Pull every line containing the word "fill" from the records.
#### Task input
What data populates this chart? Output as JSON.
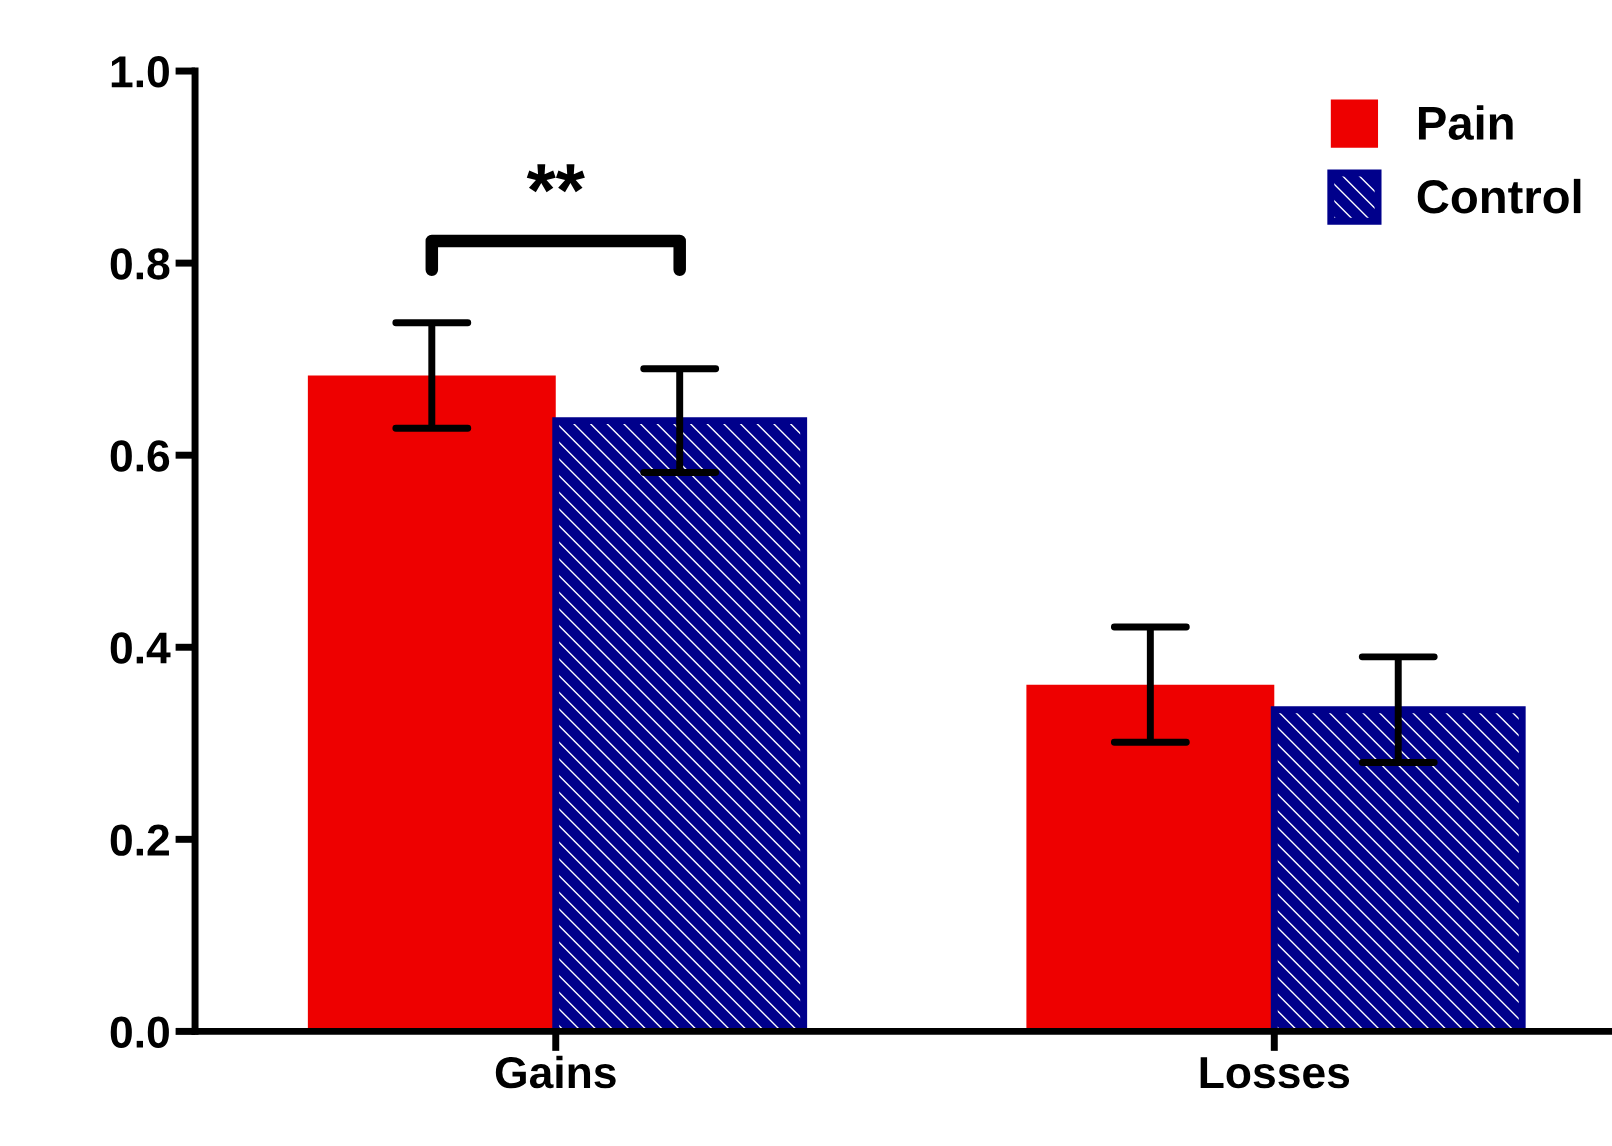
{
  "chart_data": {
    "type": "bar",
    "categories": [
      "Gains",
      "Losses"
    ],
    "series": [
      {
        "name": "Pain",
        "color": "#ee0000",
        "values": [
          0.683,
          0.361
        ],
        "errors": [
          0.055,
          0.06
        ]
      },
      {
        "name": "Control",
        "color": "#00008b",
        "values": [
          0.636,
          0.335
        ],
        "errors": [
          0.054,
          0.055
        ]
      }
    ],
    "ylim": [
      0,
      1.0
    ],
    "yticks": [
      {
        "value": 0,
        "label": "0.0"
      },
      {
        "value": 0.2,
        "label": "0.2"
      },
      {
        "value": 0.4,
        "label": "0.4"
      },
      {
        "value": 0.6,
        "label": "0.6"
      },
      {
        "value": 0.8,
        "label": "0.8"
      },
      {
        "value": 1.0,
        "label": "1.0"
      }
    ],
    "annotations": [
      "**"
    ],
    "legend": "top right",
    "grid": false
  }
}
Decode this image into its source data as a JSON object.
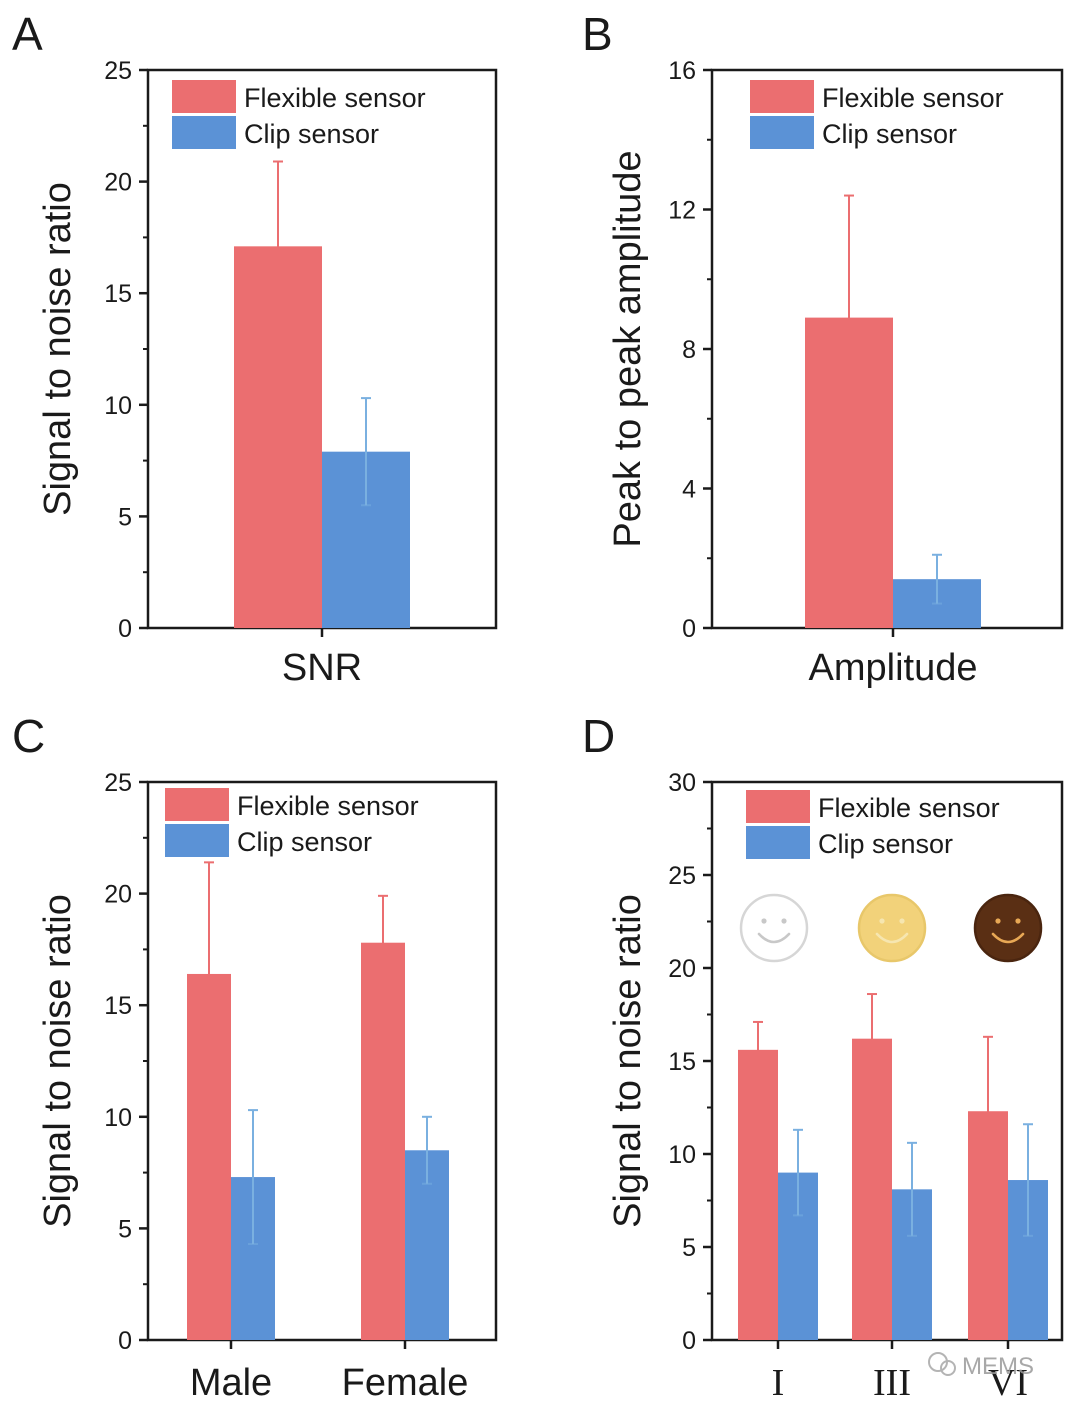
{
  "colors": {
    "flexible": "#eb6e70",
    "clip": "#5b92d6",
    "flexible_err": "#eb6e70",
    "clip_err": "#7ab0e0",
    "axis": "#1a1a1a"
  },
  "legend": {
    "flexible_label": "Flexible sensor",
    "clip_label": "Clip sensor"
  },
  "watermark": "MEMS",
  "chart_data": [
    {
      "panel": "A",
      "type": "bar",
      "title": "",
      "xlabel": "",
      "ylabel": "Signal to noise ratio",
      "ylim": [
        0,
        25
      ],
      "yticks": [
        0,
        5,
        10,
        15,
        20,
        25
      ],
      "categories": [
        "SNR"
      ],
      "series": [
        {
          "name": "Flexible sensor",
          "values": [
            17.1
          ],
          "errors": [
            3.8
          ]
        },
        {
          "name": "Clip sensor",
          "values": [
            7.9
          ],
          "errors": [
            2.4
          ]
        }
      ],
      "legend_position": "top-left"
    },
    {
      "panel": "B",
      "type": "bar",
      "title": "",
      "xlabel": "",
      "ylabel": "Peak to peak amplitude",
      "ylim": [
        0,
        16
      ],
      "yticks": [
        0,
        4,
        8,
        12,
        16
      ],
      "categories": [
        "Amplitude"
      ],
      "series": [
        {
          "name": "Flexible sensor",
          "values": [
            8.9
          ],
          "errors": [
            3.5
          ]
        },
        {
          "name": "Clip sensor",
          "values": [
            1.4
          ],
          "errors": [
            0.7
          ]
        }
      ],
      "legend_position": "top-left"
    },
    {
      "panel": "C",
      "type": "bar",
      "title": "",
      "xlabel": "",
      "ylabel": "Signal to noise ratio",
      "ylim": [
        0,
        25
      ],
      "yticks": [
        0,
        5,
        10,
        15,
        20,
        25
      ],
      "categories": [
        "Male",
        "Female"
      ],
      "series": [
        {
          "name": "Flexible sensor",
          "values": [
            16.4,
            17.8
          ],
          "errors": [
            5.0,
            2.1
          ]
        },
        {
          "name": "Clip sensor",
          "values": [
            7.3,
            8.5
          ],
          "errors": [
            3.0,
            1.5
          ]
        }
      ],
      "legend_position": "top-left"
    },
    {
      "panel": "D",
      "type": "bar",
      "title": "",
      "xlabel": "",
      "ylabel": "Signal to noise ratio",
      "ylim": [
        0,
        30
      ],
      "yticks": [
        0,
        5,
        10,
        15,
        20,
        25,
        30
      ],
      "categories": [
        "I",
        "III",
        "VI"
      ],
      "series": [
        {
          "name": "Flexible sensor",
          "values": [
            15.6,
            16.2,
            12.3
          ],
          "errors": [
            1.5,
            2.4,
            4.0
          ]
        },
        {
          "name": "Clip sensor",
          "values": [
            9.0,
            8.1,
            8.6
          ],
          "errors": [
            2.3,
            2.5,
            3.0
          ]
        }
      ],
      "face_icons": [
        {
          "name": "white-smiley-icon",
          "fill": "#ffffff",
          "stroke": "#d6d6d6",
          "line": "#c8c8c8"
        },
        {
          "name": "yellow-smiley-icon",
          "fill": "#f2d27a",
          "stroke": "#e8c76a",
          "line": "#f6e6b0"
        },
        {
          "name": "brown-smiley-icon",
          "fill": "#5a2f14",
          "stroke": "#4a250f",
          "line": "#e8a855"
        }
      ],
      "legend_position": "top-left"
    }
  ]
}
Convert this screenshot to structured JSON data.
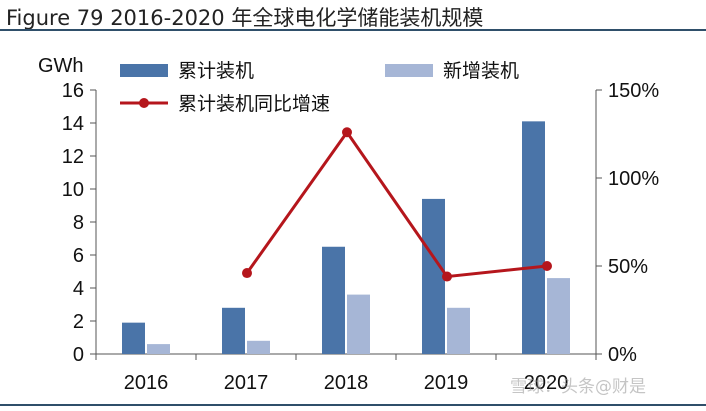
{
  "figure_title": "Figure 79 2016-2020 年全球电化学储能装机规模",
  "watermark": "雪球：头条@财是",
  "colors": {
    "cumulative": "#4a74a8",
    "new": "#a6b6d6",
    "growth": "#b5161c",
    "rule": "#2f4f6a",
    "axis": "#555555"
  },
  "chart_data": {
    "type": "bar",
    "categories": [
      "2016",
      "2017",
      "2018",
      "2019",
      "2020"
    ],
    "y_unit": "GWh",
    "ylim": [
      0,
      16
    ],
    "yticks": [
      "0",
      "2",
      "4",
      "6",
      "8",
      "10",
      "12",
      "14",
      "16"
    ],
    "y2lim": [
      0,
      150
    ],
    "y2ticks": [
      "0%",
      "50%",
      "100%",
      "150%"
    ],
    "grid": false,
    "legend_position": "top",
    "series": [
      {
        "name": "累计装机",
        "type": "bar",
        "axis": "left",
        "values": [
          1.9,
          2.8,
          6.5,
          9.4,
          14.1
        ]
      },
      {
        "name": "新增装机",
        "type": "bar",
        "axis": "left",
        "values": [
          0.6,
          0.8,
          3.6,
          2.8,
          4.6
        ]
      },
      {
        "name": "累计装机同比增速",
        "type": "line",
        "axis": "right",
        "values": [
          null,
          46,
          126,
          44,
          50
        ]
      }
    ]
  }
}
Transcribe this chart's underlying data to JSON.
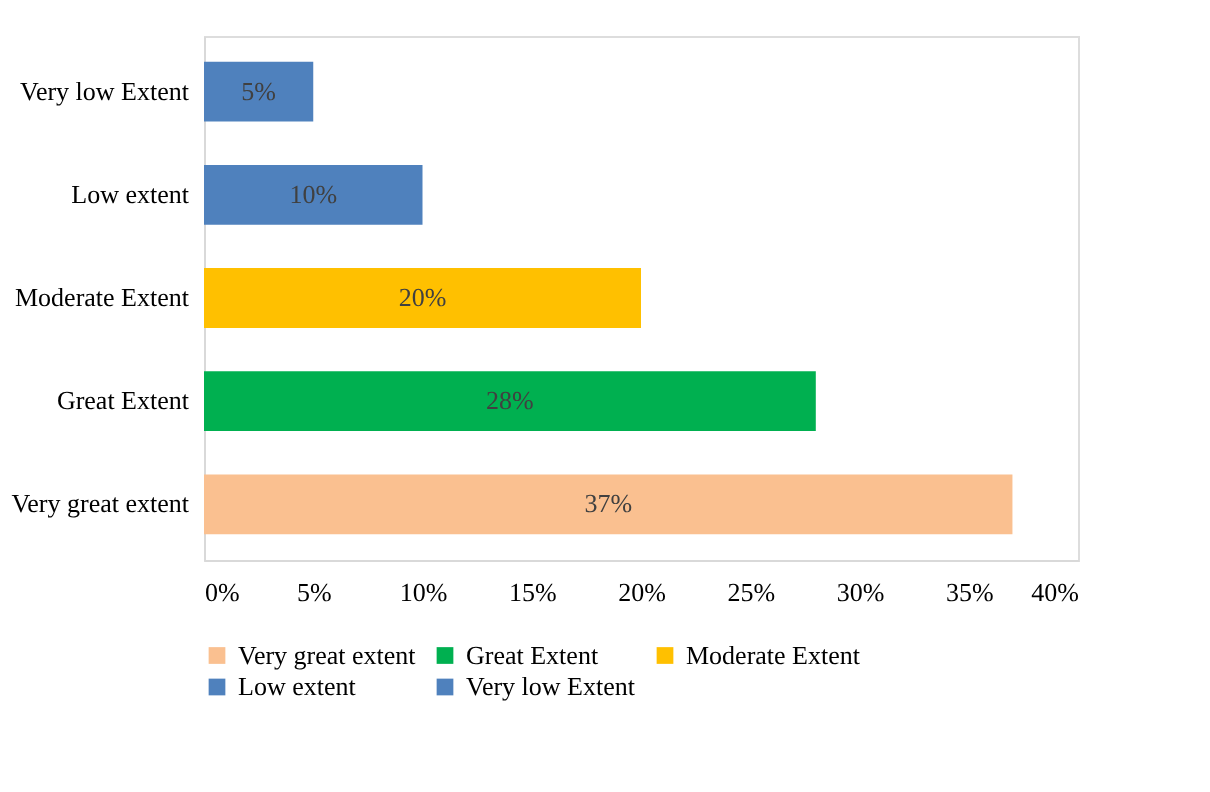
{
  "chart_data": {
    "type": "bar",
    "orientation": "horizontal",
    "categories": [
      "Very low Extent",
      "Low extent",
      "Moderate Extent",
      "Great Extent",
      "Very great extent"
    ],
    "series": [
      {
        "name": "Very great extent",
        "color": "#fac090",
        "values": [
          null,
          null,
          null,
          null,
          37
        ],
        "value_labels": [
          null,
          null,
          null,
          null,
          "37%"
        ]
      },
      {
        "name": "Great Extent",
        "color": "#00b050",
        "values": [
          null,
          null,
          null,
          28,
          null
        ],
        "value_labels": [
          null,
          null,
          null,
          "28%",
          null
        ]
      },
      {
        "name": "Moderate Extent",
        "color": "#ffc000",
        "values": [
          null,
          null,
          20,
          null,
          null
        ],
        "value_labels": [
          null,
          null,
          "20%",
          null,
          null
        ]
      },
      {
        "name": "Low extent",
        "color": "#4f81bd",
        "values": [
          null,
          10,
          null,
          null,
          null
        ],
        "value_labels": [
          null,
          "10%",
          null,
          null,
          null
        ]
      },
      {
        "name": "Very low Extent",
        "color": "#4f81bd",
        "values": [
          5,
          null,
          null,
          null,
          null
        ],
        "value_labels": [
          "5%",
          null,
          null,
          null,
          null
        ]
      }
    ],
    "xlim": [
      0,
      40
    ],
    "xticks": [
      {
        "value": 0,
        "label": "0%"
      },
      {
        "value": 5,
        "label": "5%"
      },
      {
        "value": 10,
        "label": "10%"
      },
      {
        "value": 15,
        "label": "15%"
      },
      {
        "value": 20,
        "label": "20%"
      },
      {
        "value": 25,
        "label": "25%"
      },
      {
        "value": 30,
        "label": "30%"
      },
      {
        "value": 35,
        "label": "35%"
      },
      {
        "value": 40,
        "label": "40%"
      }
    ],
    "grid": false,
    "legend": "bottom"
  }
}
########
→ **Result of this task**:
          "fill": "#ffffff",
          "fill": "#f2d27a",
          "fill": "#5a2f14",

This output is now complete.